TASK TO CARRY OUT —
Write out the entries again exactly as they are given.

DATA SECTION —
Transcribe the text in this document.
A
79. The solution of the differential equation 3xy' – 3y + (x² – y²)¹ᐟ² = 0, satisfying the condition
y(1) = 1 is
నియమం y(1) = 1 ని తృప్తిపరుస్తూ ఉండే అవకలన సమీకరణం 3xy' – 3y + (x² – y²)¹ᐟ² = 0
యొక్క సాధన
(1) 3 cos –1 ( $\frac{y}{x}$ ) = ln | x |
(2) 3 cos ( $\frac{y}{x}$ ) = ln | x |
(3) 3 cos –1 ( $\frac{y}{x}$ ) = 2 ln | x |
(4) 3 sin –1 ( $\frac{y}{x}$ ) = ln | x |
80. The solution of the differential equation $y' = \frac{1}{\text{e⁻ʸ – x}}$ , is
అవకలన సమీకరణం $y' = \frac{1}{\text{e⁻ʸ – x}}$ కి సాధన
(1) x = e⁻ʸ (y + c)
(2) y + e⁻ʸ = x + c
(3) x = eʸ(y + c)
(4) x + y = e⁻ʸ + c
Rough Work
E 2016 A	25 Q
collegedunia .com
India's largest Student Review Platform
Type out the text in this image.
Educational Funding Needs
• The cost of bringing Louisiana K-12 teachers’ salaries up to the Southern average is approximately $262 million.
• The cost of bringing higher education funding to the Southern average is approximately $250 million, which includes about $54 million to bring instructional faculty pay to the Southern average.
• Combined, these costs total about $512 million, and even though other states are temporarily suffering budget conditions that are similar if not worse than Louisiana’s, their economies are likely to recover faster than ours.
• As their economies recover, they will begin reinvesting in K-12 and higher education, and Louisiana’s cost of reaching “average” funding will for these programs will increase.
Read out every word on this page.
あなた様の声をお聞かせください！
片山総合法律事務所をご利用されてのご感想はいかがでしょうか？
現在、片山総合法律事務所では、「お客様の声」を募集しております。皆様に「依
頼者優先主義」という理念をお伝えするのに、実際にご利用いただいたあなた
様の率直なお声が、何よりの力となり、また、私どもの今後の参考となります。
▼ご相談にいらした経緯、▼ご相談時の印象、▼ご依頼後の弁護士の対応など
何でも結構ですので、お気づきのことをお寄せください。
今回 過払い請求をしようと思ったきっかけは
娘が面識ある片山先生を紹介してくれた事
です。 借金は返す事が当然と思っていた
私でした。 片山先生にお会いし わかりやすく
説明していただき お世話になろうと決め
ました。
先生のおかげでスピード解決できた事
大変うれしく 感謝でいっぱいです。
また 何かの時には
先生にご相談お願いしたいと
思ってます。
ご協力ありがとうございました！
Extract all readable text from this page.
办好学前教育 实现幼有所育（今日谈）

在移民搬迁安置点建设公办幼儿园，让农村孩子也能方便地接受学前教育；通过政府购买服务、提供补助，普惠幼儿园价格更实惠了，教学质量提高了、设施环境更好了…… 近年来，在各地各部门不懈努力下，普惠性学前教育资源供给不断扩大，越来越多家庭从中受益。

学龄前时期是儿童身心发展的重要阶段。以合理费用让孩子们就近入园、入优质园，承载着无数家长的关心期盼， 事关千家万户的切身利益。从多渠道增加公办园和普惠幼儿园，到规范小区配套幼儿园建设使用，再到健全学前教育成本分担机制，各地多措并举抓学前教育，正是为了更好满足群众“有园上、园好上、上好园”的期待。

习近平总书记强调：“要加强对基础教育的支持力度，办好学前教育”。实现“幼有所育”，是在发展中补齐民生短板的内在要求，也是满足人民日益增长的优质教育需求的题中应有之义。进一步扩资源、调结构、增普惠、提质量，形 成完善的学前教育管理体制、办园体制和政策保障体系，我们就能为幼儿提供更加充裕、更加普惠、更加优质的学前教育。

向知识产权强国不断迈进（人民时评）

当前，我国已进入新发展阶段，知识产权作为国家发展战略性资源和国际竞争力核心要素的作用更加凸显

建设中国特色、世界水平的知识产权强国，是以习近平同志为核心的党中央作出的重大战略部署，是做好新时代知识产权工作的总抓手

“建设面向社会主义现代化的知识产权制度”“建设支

RESPONSE TO THIS EXERCISE —
Transcribe the text in this document.
A
79. The solution of the differential equation 3xy' – 3y + (x² – y²)¹ᐟ² = 0, satisfying the condition
y(1) = 1 is
నియమం y(1) = 1 ని తృప్తిపరుస్తూ ఉండే అవకలన సమీకరణం 3xy' – 3y + (x² – y²)¹ᐟ² = 0
యొక్క సాధన
(1) 3 cos –1 ( $\frac{y}{x}$ ) = ln | x |
(2) 3 cos ( $\frac{y}{x}$ ) = ln | x |
(3) 3 cos –1 ( $\frac{y}{x}$ ) = 2 ln | x |
(4) 3 sin –1 ( $\frac{y}{x}$ ) = ln | x |
80. The solution of the differential equation $y' = \frac{1}{\text{e⁻ʸ – x}}$ , is
అవకలన సమీకరణం $y' = \frac{1}{\text{e⁻ʸ – x}}$ కి సాధన
(1) x = e⁻ʸ (y + c)
(2) y + e⁻ʸ = x + c
(3) x = eʸ(y + c)
(4) x + y = e⁻ʸ + c
Rough Work
E 2016 A	25 Q
collegedunia .com
India's largest Student Review Platform
Type out the text in this image.
Educational Funding Needs
• The cost of bringing Louisiana K-12 teachers’ salaries up to the Southern average is approximately $262 million.
• The cost of bringing higher education funding to the Southern average is approximately $250 million, which includes about $54 million to bring instructional faculty pay to the Southern average.
• Combined, these costs total about $512 million, and even though other states are temporarily suffering budget conditions that are similar if not worse than Louisiana’s, their economies are likely to recover faster than ours.
• As their economies recover, they will begin reinvesting in K-12 and higher education, and Louisiana’s cost of reaching “average” funding will for these programs will increase.
Read out every word on this page.
あなた様の声をお聞かせください！
片山総合法律事務所をご利用されてのご感想はいかがでしょうか？
現在、片山総合法律事務所では、「お客様の声」を募集しております。皆様に「依
頼者優先主義」という理念をお伝えするのに、実際にご利用いただいたあなた
様の率直なお声が、何よりの力となり、また、私どもの今後の参考となります。
▼ご相談にいらした経緯、▼ご相談時の印象、▼ご依頼後の弁護士の対応など
何でも結構ですので、お気づきのことをお寄せください。
今回 過払い請求をしようと思ったきっかけは
娘が面識ある片山先生を紹介してくれた事
です。 借金は返す事が当然と思っていた
私でした。 片山先生にお会いし わかりやすく
説明していただき お世話になろうと決め
ました。
先生のおかげでスピード解決できた事
大変うれしく 感謝でいっぱいです。
また 何かの時には
先生にご相談お願いしたいと
思ってます。
ご協力ありがとうございました！
Extract all readable text from this page.
办好学前教育 实现幼有所育（今日谈）

在移民搬迁安置点建设公办幼儿园，让农村孩子也能方便地接受学前教育；通过政府购买服务、提供补助，普惠幼儿园价格更实惠了，教学质量提高了、设施环境更好了…… 近年来，在各地各部门不懈努力下，普惠性学前教育资源供给不断扩大，越来越多家庭从中受益。

学龄前时期是儿童身心发展的重要阶段。以合理费用让孩子们就近入园、入优质园，承载着无数家长的关心期盼， 事关千家万户的切身利益。从多渠道增加公办园和普惠幼儿园，到规范小区配套幼儿园建设使用，再到健全学前教育成本分担机制，各地多措并举抓学前教育，正是为了更好满足群众“有园上、园好上、上好园”的期待。

习近平总书记强调：“要加强对基础教育的支持力度，办好学前教育”。实现“幼有所育”，是在发展中补齐民生短板的内在要求，也是满足人民日益增长的优质教育需求的题中应有之义。进一步扩资源、调结构、增普惠、提质量，形 成完善的学前教育管理体制、办园体制和政策保障体系，我们就能为幼儿提供更加充裕、更加普惠、更加优质的学前教育。

向知识产权强国不断迈进（人民时评）

当前，我国已进入新发展阶段，知识产权作为国家发展战略性资源和国际竞争力核心要素的作用更加凸显

建设中国特色、世界水平的知识产权强国，是以习近平同志为核心的党中央作出的重大战略部署，是做好新时代知识产权工作的总抓手

“建设面向社会主义现代化的知识产权制度”“建设支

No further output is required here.